(Collected data)
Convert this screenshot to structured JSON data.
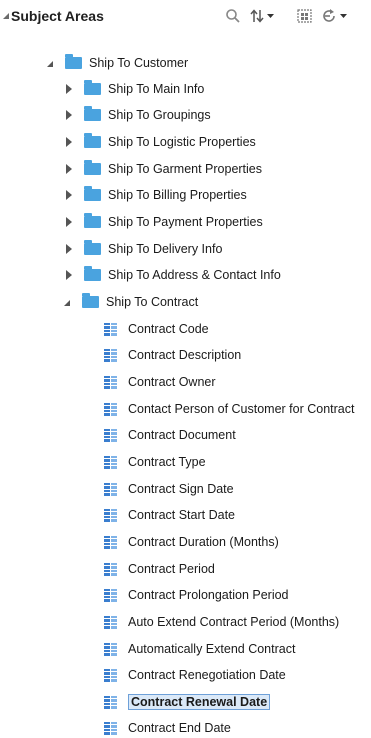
{
  "header": {
    "title": "Subject Areas"
  },
  "icons": {
    "collapse": "triangle-down-icon",
    "search": "search-icon",
    "sort": "sort-icon",
    "select_all": "select-columns-icon",
    "refresh": "refresh-icon"
  },
  "colors": {
    "folder": "#4aa3df",
    "column_icon": "#3a7ecf",
    "selection_border": "#6ea0d8",
    "selection_fill": "#dbe9f8"
  },
  "tree": {
    "root": "Ship To Customer",
    "folders": [
      "Ship To Main Info",
      "Ship To Groupings",
      "Ship To Logistic Properties",
      "Ship To Garment Properties",
      "Ship To Billing Properties",
      "Ship To Payment Properties",
      "Ship To Delivery Info",
      "Ship To Address & Contact Info"
    ],
    "open_folder": "Ship To Contract",
    "columns": [
      "Contract Code",
      "Contract Description",
      "Contract Owner",
      "Contact Person of Customer for Contract",
      "Contract Document",
      "Contract Type",
      "Contract Sign Date",
      "Contract Start Date",
      "Contract Duration (Months)",
      "Contract Period",
      "Contract Prolongation Period",
      "Auto Extend Contract Period (Months)",
      "Automatically Extend Contract",
      "Contract Renegotiation Date",
      "Contract Renewal Date",
      "Contract End Date"
    ],
    "selected_column": "Contract Renewal Date"
  }
}
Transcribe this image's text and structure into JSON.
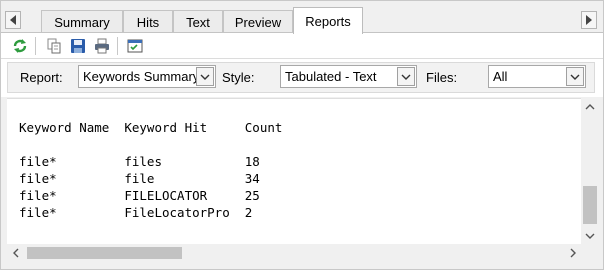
{
  "tabs": [
    {
      "label": "Summary"
    },
    {
      "label": "Hits"
    },
    {
      "label": "Text"
    },
    {
      "label": "Preview"
    },
    {
      "label": "Reports",
      "active": true
    }
  ],
  "toolbar": {
    "icons": [
      "refresh-icon",
      "copy-icon",
      "save-icon",
      "print-icon",
      "select-all-icon"
    ]
  },
  "options": {
    "report_label": "Report:",
    "report_value": "Keywords Summary",
    "style_label": "Style:",
    "style_value": "Tabulated - Text",
    "files_label": "Files:",
    "files_value": "All"
  },
  "report": {
    "text": "Keyword Name  Keyword Hit     Count\n\nfile*         files           18\nfile*         file            34\nfile*         FILELOCATOR     25\nfile*         FileLocatorPro  2"
  },
  "colors": {
    "accent_green": "#2e9b3e",
    "save_blue": "#2a5caa",
    "frame_gray": "#f0f0f0"
  }
}
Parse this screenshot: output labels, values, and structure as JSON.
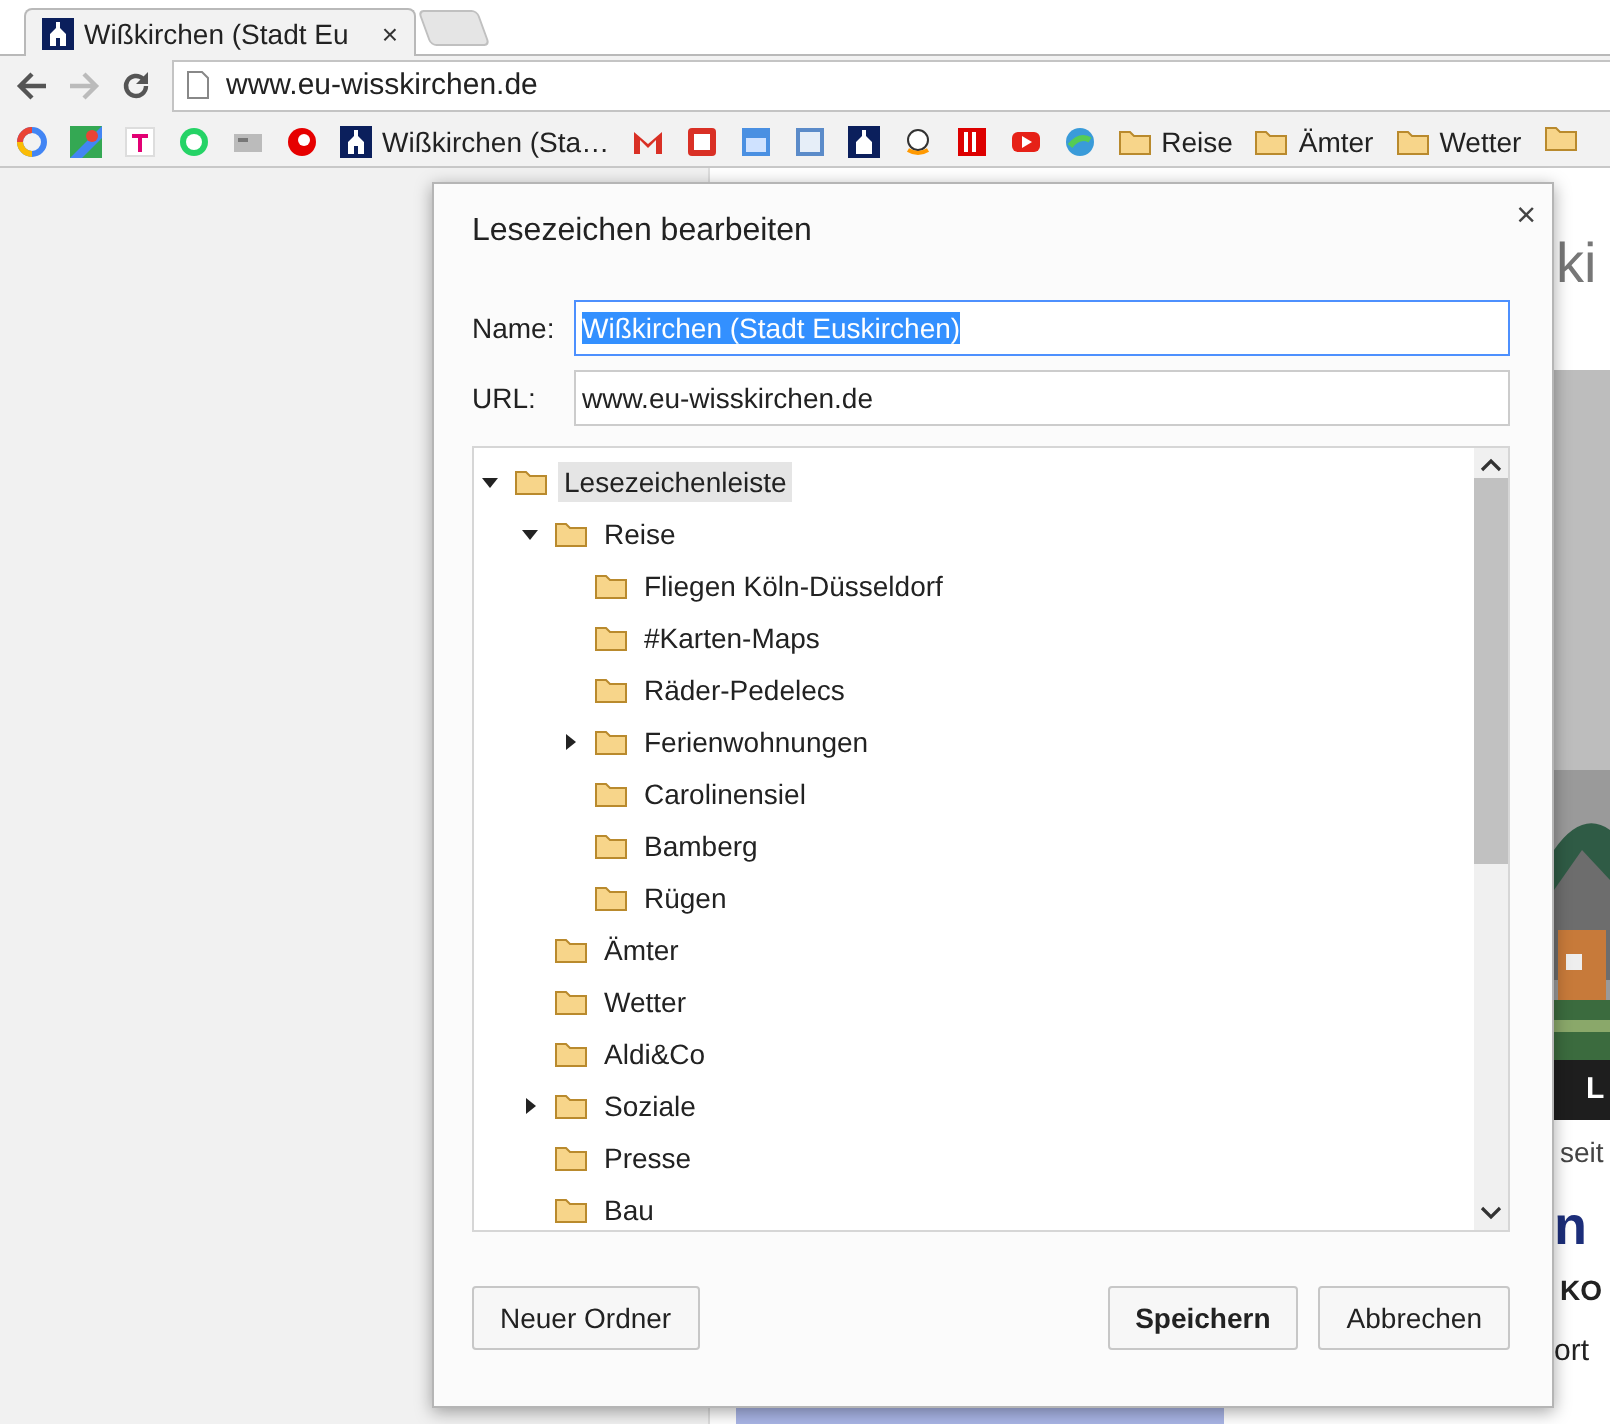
{
  "tab": {
    "title": "Wißkirchen (Stadt Eu",
    "close": "×",
    "selected": true
  },
  "toolbar": {
    "back_disabled": false,
    "forward_disabled": true,
    "address": "www.eu-wisskirchen.de"
  },
  "bookmarks": [
    {
      "kind": "site",
      "label": "Wißkirchen (Sta…"
    },
    {
      "kind": "folder",
      "label": "Reise"
    },
    {
      "kind": "folder",
      "label": "Ämter"
    },
    {
      "kind": "folder",
      "label": "Wetter"
    }
  ],
  "page": {
    "heading": "ki",
    "caption": "L",
    "link": "seit",
    "title": "n",
    "subtitle": "KO",
    "text": "ort"
  },
  "dialog": {
    "title": "Lesezeichen bearbeiten",
    "close": "×",
    "name_label": "Name:",
    "name_value": "Wißkirchen (Stadt Euskirchen)",
    "name_text_selected": true,
    "url_label": "URL:",
    "url_value": "www.eu-wisskirchen.de",
    "tree": [
      {
        "label": "Lesezeichenleiste",
        "selected": true,
        "expanded": true,
        "children": [
          {
            "label": "Reise",
            "selected": false,
            "expanded": true,
            "children": [
              {
                "label": "Fliegen Köln-Düsseldorf",
                "selected": false
              },
              {
                "label": "#Karten-Maps",
                "selected": false
              },
              {
                "label": "Räder-Pedelecs",
                "selected": false
              },
              {
                "label": "Ferienwohnungen",
                "selected": false,
                "expanded": false
              },
              {
                "label": "Carolinensiel",
                "selected": false
              },
              {
                "label": "Bamberg",
                "selected": false
              },
              {
                "label": "Rügen",
                "selected": false
              }
            ]
          },
          {
            "label": "Ämter",
            "selected": false
          },
          {
            "label": "Wetter",
            "selected": false
          },
          {
            "label": "Aldi&Co",
            "selected": false
          },
          {
            "label": "Soziale",
            "selected": false,
            "expanded": false
          },
          {
            "label": "Presse",
            "selected": false
          },
          {
            "label": "Bau",
            "selected": false
          }
        ]
      }
    ],
    "buttons": [
      {
        "kind": "left",
        "label": "Neuer Ordner",
        "default": false
      },
      {
        "kind": "right",
        "label": "Speichern",
        "default": true
      },
      {
        "kind": "right",
        "label": "Abbrechen",
        "default": false
      }
    ]
  }
}
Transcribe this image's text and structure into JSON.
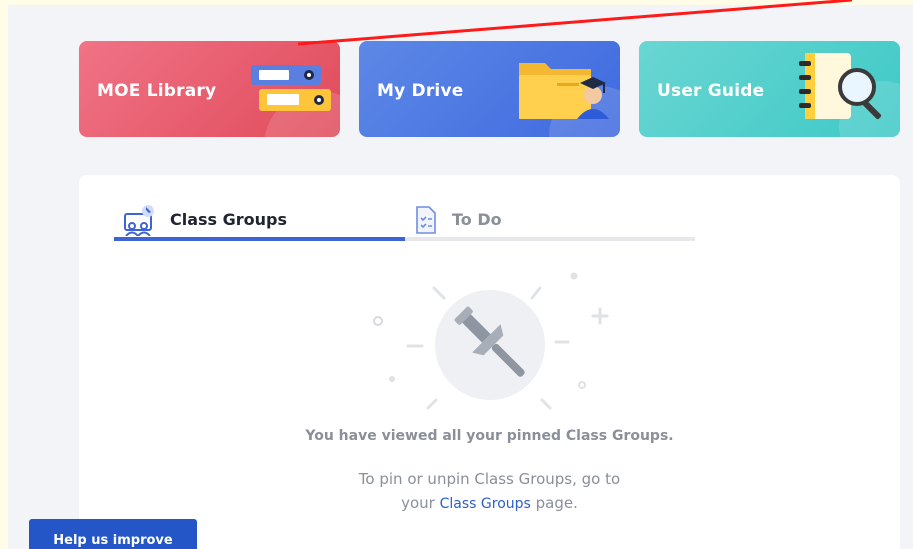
{
  "cards": {
    "moe_library": {
      "label": "MOE Library",
      "icon": "binders-icon"
    },
    "my_drive": {
      "label": "My Drive",
      "icon": "folder-graduate-icon"
    },
    "user_guide": {
      "label": "User Guide",
      "icon": "notebook-magnifier-icon"
    }
  },
  "tabs": [
    {
      "label": "Class Groups",
      "icon": "class-group-pin-icon",
      "active": true
    },
    {
      "label": "To Do",
      "icon": "checklist-icon",
      "active": false
    }
  ],
  "empty_state": {
    "title": "You have viewed all your pinned Class Groups.",
    "desc_line1": "To pin or unpin Class Groups, go to",
    "desc_prefix": "your",
    "link": "Class Groups",
    "desc_suffix": "page.",
    "icon": "pushpin-icon"
  },
  "feedback": {
    "label": "Help us improve"
  },
  "colors": {
    "moe_card": "#e65a6a",
    "drive_card": "#4d79e2",
    "guide_card": "#52cfcc",
    "tab_active": "#3e64d4",
    "link": "#2d5ec9",
    "help_button": "#2456c7"
  }
}
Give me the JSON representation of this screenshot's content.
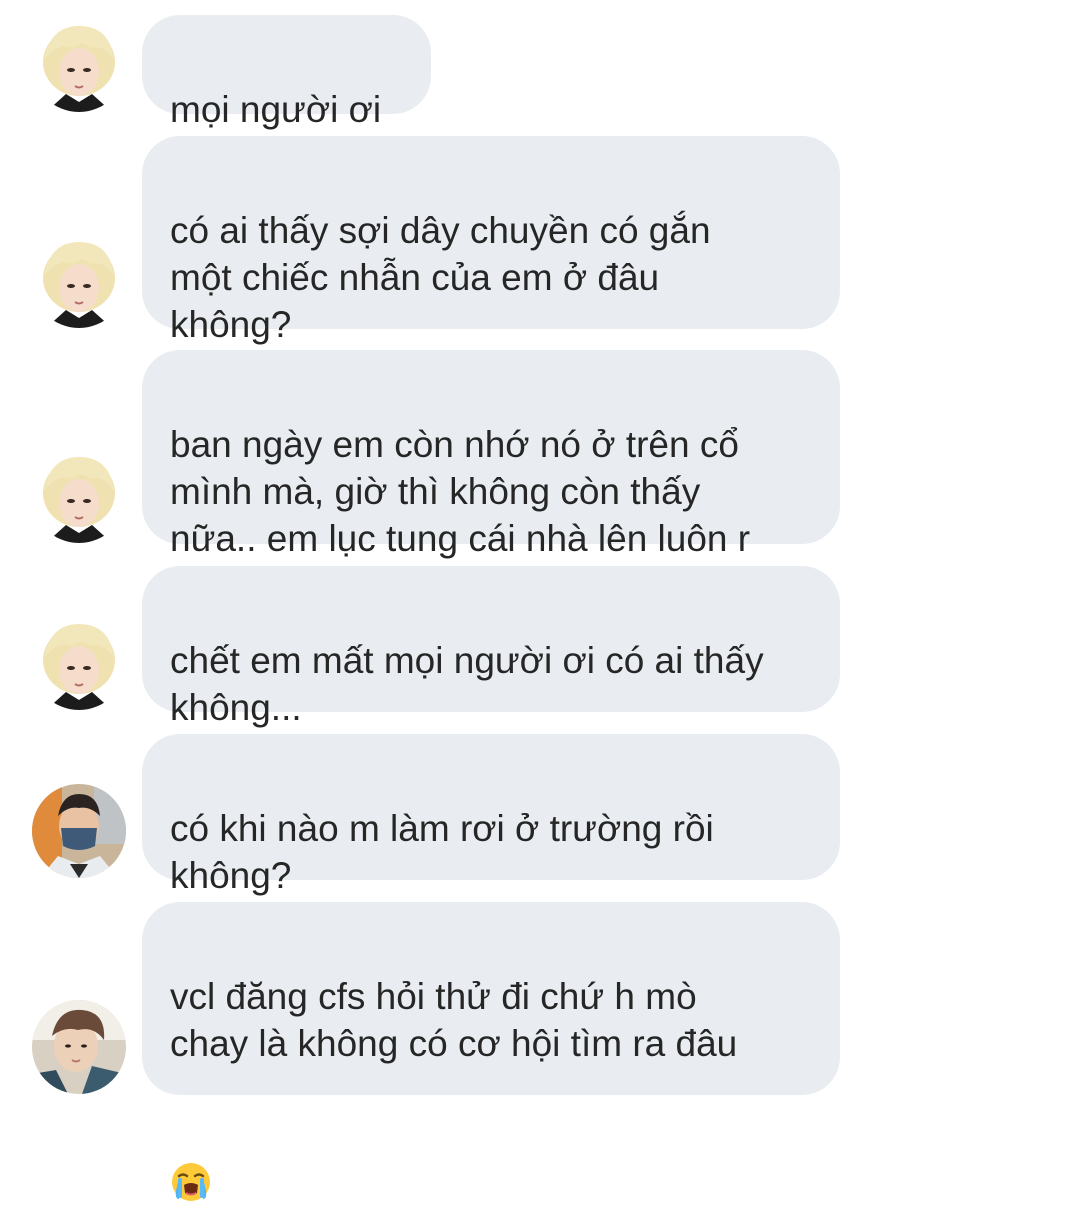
{
  "conversation": {
    "messages": [
      {
        "sender": "user-a",
        "text": "mọi người ơi"
      },
      {
        "sender": "user-a",
        "text": "có ai thấy sợi dây chuyền có gắn\nmột chiếc nhẫn của em ở đâu\nkhông?"
      },
      {
        "sender": "user-a",
        "text": "ban ngày em còn nhớ nó ở trên cổ\nmình mà, giờ thì không còn thấy\nnữa.. em lục tung cái nhà lên luôn r"
      },
      {
        "sender": "user-a",
        "text": "chết em mất mọi người ơi có ai thấy\nkhông..."
      },
      {
        "sender": "user-b",
        "text": "có khi nào m làm rơi ở trường rồi\nkhông?"
      },
      {
        "sender": "user-c",
        "text": "vcl đăng cfs hỏi thử đi chứ h mò\nchay là không có cơ hội tìm ra đâu",
        "emoji": "loudly-crying-face-icon"
      }
    ]
  },
  "colors": {
    "bubble_bg": "#e9edf1",
    "text": "#262626",
    "background": "#ffffff"
  }
}
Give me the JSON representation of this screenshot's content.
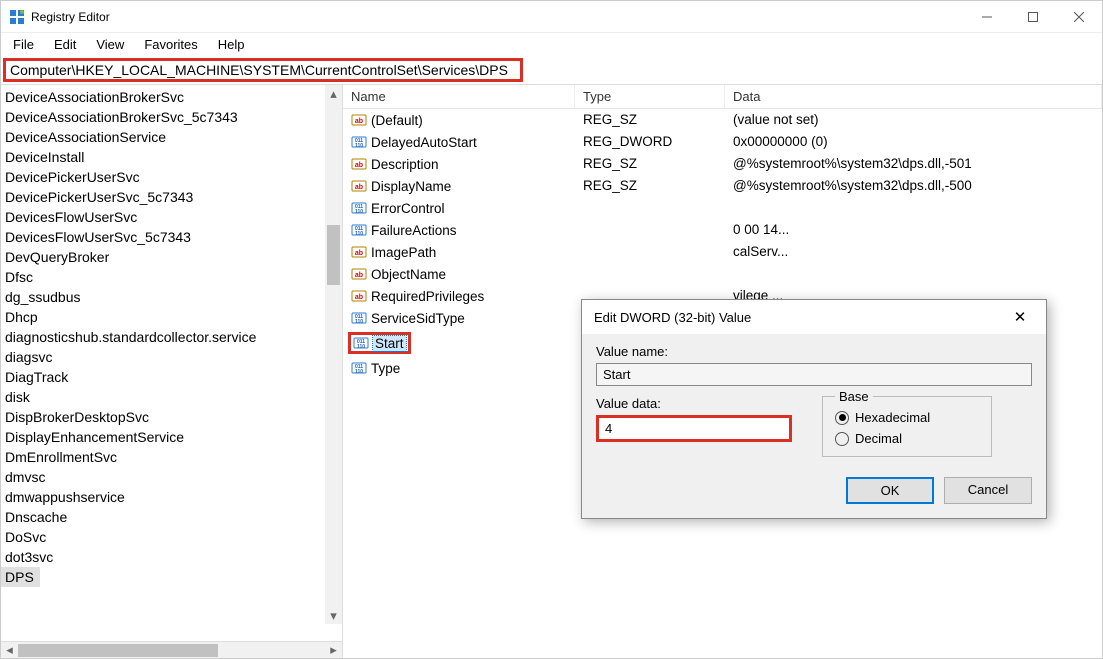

■ **Stated problem**: Only the number is required: the count of lines containing the word "expanded".

■ **Solution**: 4